-- START Data lines --
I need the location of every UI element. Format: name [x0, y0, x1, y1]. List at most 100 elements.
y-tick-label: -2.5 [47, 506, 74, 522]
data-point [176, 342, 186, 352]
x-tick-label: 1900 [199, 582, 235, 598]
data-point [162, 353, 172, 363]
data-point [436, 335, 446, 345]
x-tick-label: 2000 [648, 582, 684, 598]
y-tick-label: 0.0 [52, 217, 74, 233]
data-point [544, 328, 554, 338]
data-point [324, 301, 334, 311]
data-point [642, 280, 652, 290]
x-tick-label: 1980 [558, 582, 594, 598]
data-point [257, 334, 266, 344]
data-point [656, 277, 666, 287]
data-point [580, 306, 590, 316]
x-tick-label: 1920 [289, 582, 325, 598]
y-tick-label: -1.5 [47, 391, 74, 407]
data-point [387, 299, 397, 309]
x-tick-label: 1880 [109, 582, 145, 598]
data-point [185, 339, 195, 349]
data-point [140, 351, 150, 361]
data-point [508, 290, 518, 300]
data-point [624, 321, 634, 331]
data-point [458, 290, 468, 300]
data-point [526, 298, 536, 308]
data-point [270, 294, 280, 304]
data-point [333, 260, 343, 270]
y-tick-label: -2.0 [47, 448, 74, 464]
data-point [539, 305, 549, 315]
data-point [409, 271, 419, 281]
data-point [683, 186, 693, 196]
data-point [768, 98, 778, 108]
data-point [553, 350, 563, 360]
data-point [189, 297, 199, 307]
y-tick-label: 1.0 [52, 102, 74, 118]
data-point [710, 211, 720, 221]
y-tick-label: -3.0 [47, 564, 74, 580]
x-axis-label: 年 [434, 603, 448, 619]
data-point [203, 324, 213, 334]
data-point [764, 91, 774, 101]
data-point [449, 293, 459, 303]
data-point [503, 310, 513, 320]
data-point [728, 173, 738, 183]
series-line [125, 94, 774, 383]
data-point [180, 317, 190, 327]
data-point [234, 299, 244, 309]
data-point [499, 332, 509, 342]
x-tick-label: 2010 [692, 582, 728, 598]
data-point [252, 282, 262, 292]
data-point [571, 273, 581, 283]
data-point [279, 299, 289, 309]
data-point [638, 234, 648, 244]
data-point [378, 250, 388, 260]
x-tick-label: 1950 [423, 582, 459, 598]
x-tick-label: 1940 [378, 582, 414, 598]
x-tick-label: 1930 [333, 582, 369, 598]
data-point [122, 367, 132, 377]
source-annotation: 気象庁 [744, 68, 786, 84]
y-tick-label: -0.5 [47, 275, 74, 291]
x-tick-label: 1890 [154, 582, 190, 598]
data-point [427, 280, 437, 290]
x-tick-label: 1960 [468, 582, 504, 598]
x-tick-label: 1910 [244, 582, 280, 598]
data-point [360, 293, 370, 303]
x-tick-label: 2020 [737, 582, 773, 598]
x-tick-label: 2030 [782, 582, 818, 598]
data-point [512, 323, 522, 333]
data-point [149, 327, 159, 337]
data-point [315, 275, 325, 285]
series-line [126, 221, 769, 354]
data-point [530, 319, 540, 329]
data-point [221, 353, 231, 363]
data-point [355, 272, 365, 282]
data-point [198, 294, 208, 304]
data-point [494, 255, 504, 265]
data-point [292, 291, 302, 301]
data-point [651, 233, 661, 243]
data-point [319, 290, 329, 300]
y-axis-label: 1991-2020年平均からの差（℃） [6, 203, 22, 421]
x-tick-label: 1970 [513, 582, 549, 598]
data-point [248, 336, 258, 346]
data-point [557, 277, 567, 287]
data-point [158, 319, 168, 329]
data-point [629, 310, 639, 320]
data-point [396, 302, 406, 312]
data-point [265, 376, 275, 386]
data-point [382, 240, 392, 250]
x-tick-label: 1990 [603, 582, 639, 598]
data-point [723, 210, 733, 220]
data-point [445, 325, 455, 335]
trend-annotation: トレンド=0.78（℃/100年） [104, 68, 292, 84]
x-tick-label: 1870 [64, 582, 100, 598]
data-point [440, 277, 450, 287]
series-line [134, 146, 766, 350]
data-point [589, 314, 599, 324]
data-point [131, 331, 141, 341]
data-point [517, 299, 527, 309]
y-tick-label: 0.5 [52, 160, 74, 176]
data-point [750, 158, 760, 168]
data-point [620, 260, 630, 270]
-- END Data lines --
Task goal: Return all of the lines above unchanged, character for character and in the same order.

Task solution:
I need the location of every UI element. Format: name [x0, y0, x1, y1]. List at most 100 elements.
y-tick-label: -2.5 [47, 506, 74, 522]
data-point [176, 342, 186, 352]
x-tick-label: 1900 [199, 582, 235, 598]
data-point [162, 353, 172, 363]
data-point [436, 335, 446, 345]
x-tick-label: 2000 [648, 582, 684, 598]
y-tick-label: 0.0 [52, 217, 74, 233]
data-point [544, 328, 554, 338]
data-point [324, 301, 334, 311]
data-point [642, 280, 652, 290]
x-tick-label: 1980 [558, 582, 594, 598]
data-point [257, 334, 266, 344]
data-point [656, 277, 666, 287]
data-point [580, 306, 590, 316]
x-tick-label: 1920 [289, 582, 325, 598]
y-tick-label: -1.5 [47, 391, 74, 407]
data-point [387, 299, 397, 309]
x-tick-label: 1880 [109, 582, 145, 598]
data-point [185, 339, 195, 349]
data-point [140, 351, 150, 361]
data-point [508, 290, 518, 300]
data-point [624, 321, 634, 331]
data-point [458, 290, 468, 300]
data-point [526, 298, 536, 308]
data-point [270, 294, 280, 304]
data-point [333, 260, 343, 270]
y-tick-label: -2.0 [47, 448, 74, 464]
data-point [539, 305, 549, 315]
data-point [409, 271, 419, 281]
data-point [683, 186, 693, 196]
data-point [768, 98, 778, 108]
data-point [553, 350, 563, 360]
data-point [189, 297, 199, 307]
y-tick-label: 1.0 [52, 102, 74, 118]
data-point [710, 211, 720, 221]
y-tick-label: -3.0 [47, 564, 74, 580]
x-axis-label: 年 [434, 603, 448, 619]
data-point [203, 324, 213, 334]
data-point [764, 91, 774, 101]
data-point [449, 293, 459, 303]
data-point [503, 310, 513, 320]
data-point [728, 173, 738, 183]
series-line [125, 94, 774, 383]
data-point [180, 317, 190, 327]
data-point [234, 299, 244, 309]
data-point [499, 332, 509, 342]
x-tick-label: 2010 [692, 582, 728, 598]
data-point [252, 282, 262, 292]
data-point [571, 273, 581, 283]
data-point [279, 299, 289, 309]
data-point [638, 234, 648, 244]
data-point [378, 250, 388, 260]
x-tick-label: 1950 [423, 582, 459, 598]
x-tick-label: 1940 [378, 582, 414, 598]
x-tick-label: 1930 [333, 582, 369, 598]
data-point [122, 367, 132, 377]
source-annotation: 気象庁 [744, 68, 786, 84]
y-tick-label: -0.5 [47, 275, 74, 291]
x-tick-label: 1890 [154, 582, 190, 598]
data-point [427, 280, 437, 290]
x-tick-label: 1960 [468, 582, 504, 598]
x-tick-label: 1910 [244, 582, 280, 598]
data-point [360, 293, 370, 303]
x-tick-label: 2020 [737, 582, 773, 598]
x-tick-label: 2030 [782, 582, 818, 598]
data-point [512, 323, 522, 333]
data-point [149, 327, 159, 337]
data-point [315, 275, 325, 285]
series-line [126, 221, 769, 354]
data-point [530, 319, 540, 329]
data-point [221, 353, 231, 363]
data-point [355, 272, 365, 282]
data-point [198, 294, 208, 304]
data-point [494, 255, 504, 265]
data-point [292, 291, 302, 301]
data-point [651, 233, 661, 243]
data-point [319, 290, 329, 300]
y-axis-label: 1991-2020年平均からの差（℃） [6, 203, 22, 421]
x-tick-label: 1970 [513, 582, 549, 598]
data-point [248, 336, 258, 346]
data-point [557, 277, 567, 287]
data-point [158, 319, 168, 329]
data-point [629, 310, 639, 320]
data-point [396, 302, 406, 312]
data-point [265, 376, 275, 386]
data-point [382, 240, 392, 250]
x-tick-label: 1990 [603, 582, 639, 598]
data-point [723, 210, 733, 220]
data-point [445, 325, 455, 335]
trend-annotation: トレンド=0.78（℃/100年） [104, 68, 292, 84]
x-tick-label: 1870 [64, 582, 100, 598]
data-point [440, 277, 450, 287]
series-line [134, 146, 766, 350]
data-point [589, 314, 599, 324]
data-point [131, 331, 141, 341]
data-point [517, 299, 527, 309]
y-tick-label: 0.5 [52, 160, 74, 176]
data-point [750, 158, 760, 168]
data-point [620, 260, 630, 270]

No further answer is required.